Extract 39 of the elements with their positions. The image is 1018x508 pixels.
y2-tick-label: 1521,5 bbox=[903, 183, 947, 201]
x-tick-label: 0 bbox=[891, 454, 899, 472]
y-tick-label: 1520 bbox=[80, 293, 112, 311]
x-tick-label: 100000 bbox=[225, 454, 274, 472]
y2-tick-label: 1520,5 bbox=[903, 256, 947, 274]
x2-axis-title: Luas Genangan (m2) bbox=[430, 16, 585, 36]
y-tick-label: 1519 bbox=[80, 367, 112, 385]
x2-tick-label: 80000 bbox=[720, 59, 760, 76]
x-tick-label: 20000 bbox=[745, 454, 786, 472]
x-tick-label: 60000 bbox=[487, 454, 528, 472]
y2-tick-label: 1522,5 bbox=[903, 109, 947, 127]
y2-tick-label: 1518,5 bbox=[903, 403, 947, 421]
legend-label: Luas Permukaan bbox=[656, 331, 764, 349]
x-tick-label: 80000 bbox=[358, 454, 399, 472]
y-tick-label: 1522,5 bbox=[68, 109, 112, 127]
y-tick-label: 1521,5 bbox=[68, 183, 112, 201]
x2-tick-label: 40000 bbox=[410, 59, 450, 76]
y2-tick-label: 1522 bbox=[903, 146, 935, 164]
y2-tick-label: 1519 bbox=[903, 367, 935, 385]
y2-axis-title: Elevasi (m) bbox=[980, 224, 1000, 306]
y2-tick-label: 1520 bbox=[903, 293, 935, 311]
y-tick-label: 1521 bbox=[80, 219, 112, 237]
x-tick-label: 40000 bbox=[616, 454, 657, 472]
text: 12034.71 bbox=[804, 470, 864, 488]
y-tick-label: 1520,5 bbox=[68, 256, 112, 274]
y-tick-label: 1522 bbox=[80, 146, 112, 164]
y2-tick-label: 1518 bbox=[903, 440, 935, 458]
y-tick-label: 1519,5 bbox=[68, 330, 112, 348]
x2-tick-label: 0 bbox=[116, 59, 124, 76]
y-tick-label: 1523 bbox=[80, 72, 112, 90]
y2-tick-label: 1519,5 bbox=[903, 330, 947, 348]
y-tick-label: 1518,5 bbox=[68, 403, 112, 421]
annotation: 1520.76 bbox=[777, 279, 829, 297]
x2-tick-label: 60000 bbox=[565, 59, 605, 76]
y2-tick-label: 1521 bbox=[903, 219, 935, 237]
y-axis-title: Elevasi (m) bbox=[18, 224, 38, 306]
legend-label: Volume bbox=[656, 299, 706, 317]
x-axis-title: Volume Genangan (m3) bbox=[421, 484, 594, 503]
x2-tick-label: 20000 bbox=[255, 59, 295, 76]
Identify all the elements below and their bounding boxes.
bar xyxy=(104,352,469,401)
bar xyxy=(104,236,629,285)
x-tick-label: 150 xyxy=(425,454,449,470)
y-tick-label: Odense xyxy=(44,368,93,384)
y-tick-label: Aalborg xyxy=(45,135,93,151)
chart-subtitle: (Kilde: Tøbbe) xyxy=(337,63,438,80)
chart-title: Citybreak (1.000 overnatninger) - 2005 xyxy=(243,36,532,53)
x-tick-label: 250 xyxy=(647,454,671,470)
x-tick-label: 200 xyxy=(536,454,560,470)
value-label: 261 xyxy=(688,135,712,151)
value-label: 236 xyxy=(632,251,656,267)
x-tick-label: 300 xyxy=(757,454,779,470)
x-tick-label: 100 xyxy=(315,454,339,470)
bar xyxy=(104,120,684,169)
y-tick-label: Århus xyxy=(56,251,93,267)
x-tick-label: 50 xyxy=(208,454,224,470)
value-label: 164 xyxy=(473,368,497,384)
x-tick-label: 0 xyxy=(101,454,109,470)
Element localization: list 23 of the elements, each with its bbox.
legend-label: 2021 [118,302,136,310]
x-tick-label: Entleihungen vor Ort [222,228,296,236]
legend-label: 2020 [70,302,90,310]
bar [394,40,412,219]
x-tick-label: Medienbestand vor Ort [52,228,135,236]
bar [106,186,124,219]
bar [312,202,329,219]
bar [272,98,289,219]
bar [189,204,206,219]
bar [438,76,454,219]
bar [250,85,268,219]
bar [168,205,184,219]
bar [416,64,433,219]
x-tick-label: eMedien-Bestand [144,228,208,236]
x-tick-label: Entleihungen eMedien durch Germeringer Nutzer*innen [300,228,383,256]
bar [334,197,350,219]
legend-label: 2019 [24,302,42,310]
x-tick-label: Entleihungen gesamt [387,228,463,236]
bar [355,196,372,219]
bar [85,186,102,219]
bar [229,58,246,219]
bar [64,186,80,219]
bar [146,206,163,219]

[TASK DIRECTIONS]
Copy every one of the records above line for line, with each character, number and space unchanged.

[TASK ANSWER]
Extract 39 of the elements with their positions. The image is 1018x508 pixels.
y2-tick-label: 1521,5 bbox=[903, 183, 947, 201]
x-tick-label: 0 bbox=[891, 454, 899, 472]
y-tick-label: 1520 bbox=[80, 293, 112, 311]
x-tick-label: 100000 bbox=[225, 454, 274, 472]
y2-tick-label: 1520,5 bbox=[903, 256, 947, 274]
x2-axis-title: Luas Genangan (m2) bbox=[430, 16, 585, 36]
y-tick-label: 1519 bbox=[80, 367, 112, 385]
x2-tick-label: 80000 bbox=[720, 59, 760, 76]
x-tick-label: 20000 bbox=[745, 454, 786, 472]
x-tick-label: 60000 bbox=[487, 454, 528, 472]
y2-tick-label: 1522,5 bbox=[903, 109, 947, 127]
y2-tick-label: 1518,5 bbox=[903, 403, 947, 421]
legend-label: Luas Permukaan bbox=[656, 331, 764, 349]
x-tick-label: 80000 bbox=[358, 454, 399, 472]
y-tick-label: 1522,5 bbox=[68, 109, 112, 127]
y-tick-label: 1521,5 bbox=[68, 183, 112, 201]
x2-tick-label: 40000 bbox=[410, 59, 450, 76]
y2-tick-label: 1522 bbox=[903, 146, 935, 164]
y2-tick-label: 1519 bbox=[903, 367, 935, 385]
y2-axis-title: Elevasi (m) bbox=[980, 224, 1000, 306]
y2-tick-label: 1520 bbox=[903, 293, 935, 311]
y-tick-label: 1521 bbox=[80, 219, 112, 237]
x-tick-label: 40000 bbox=[616, 454, 657, 472]
text: 12034.71 bbox=[804, 470, 864, 488]
y-tick-label: 1520,5 bbox=[68, 256, 112, 274]
y-tick-label: 1522 bbox=[80, 146, 112, 164]
y2-tick-label: 1518 bbox=[903, 440, 935, 458]
y-tick-label: 1519,5 bbox=[68, 330, 112, 348]
x2-tick-label: 0 bbox=[116, 59, 124, 76]
y-tick-label: 1523 bbox=[80, 72, 112, 90]
y2-tick-label: 1519,5 bbox=[903, 330, 947, 348]
y-tick-label: 1518,5 bbox=[68, 403, 112, 421]
annotation: 1520.76 bbox=[777, 279, 829, 297]
x2-tick-label: 60000 bbox=[565, 59, 605, 76]
y2-tick-label: 1521 bbox=[903, 219, 935, 237]
y-axis-title: Elevasi (m) bbox=[18, 224, 38, 306]
legend-label: Volume bbox=[656, 299, 706, 317]
x-axis-title: Volume Genangan (m3) bbox=[421, 484, 594, 503]
x2-tick-label: 20000 bbox=[255, 59, 295, 76]
Identify all the elements below and their bounding boxes.
bar xyxy=(104,352,469,401)
bar xyxy=(104,236,629,285)
x-tick-label: 150 xyxy=(425,454,449,470)
y-tick-label: Odense xyxy=(44,368,93,384)
y-tick-label: Aalborg xyxy=(45,135,93,151)
chart-subtitle: (Kilde: Tøbbe) xyxy=(337,63,438,80)
chart-title: Citybreak (1.000 overnatninger) - 2005 xyxy=(243,36,532,53)
x-tick-label: 250 xyxy=(647,454,671,470)
x-tick-label: 200 xyxy=(536,454,560,470)
value-label: 261 xyxy=(688,135,712,151)
value-label: 236 xyxy=(632,251,656,267)
x-tick-label: 300 xyxy=(757,454,779,470)
x-tick-label: 100 xyxy=(315,454,339,470)
bar xyxy=(104,120,684,169)
y-tick-label: Århus xyxy=(56,251,93,267)
x-tick-label: 50 xyxy=(208,454,224,470)
value-label: 164 xyxy=(473,368,497,384)
x-tick-label: 0 xyxy=(101,454,109,470)
Element localization: list 23 of the elements, each with its bbox.
legend-label: 2021 [118,302,136,310]
x-tick-label: Entleihungen vor Ort [222,228,296,236]
legend-label: 2020 [70,302,90,310]
bar [394,40,412,219]
x-tick-label: Medienbestand vor Ort [52,228,135,236]
bar [106,186,124,219]
bar [312,202,329,219]
bar [272,98,289,219]
bar [189,204,206,219]
bar [438,76,454,219]
bar [250,85,268,219]
bar [168,205,184,219]
bar [416,64,433,219]
x-tick-label: eMedien-Bestand [144,228,208,236]
x-tick-label: Entleihungen eMedien durch Germeringer Nutzer*innen [300,228,383,256]
bar [334,197,350,219]
legend-label: 2019 [24,302,42,310]
x-tick-label: Entleihungen gesamt [387,228,463,236]
bar [355,196,372,219]
bar [85,186,102,219]
bar [229,58,246,219]
bar [64,186,80,219]
bar [146,206,163,219]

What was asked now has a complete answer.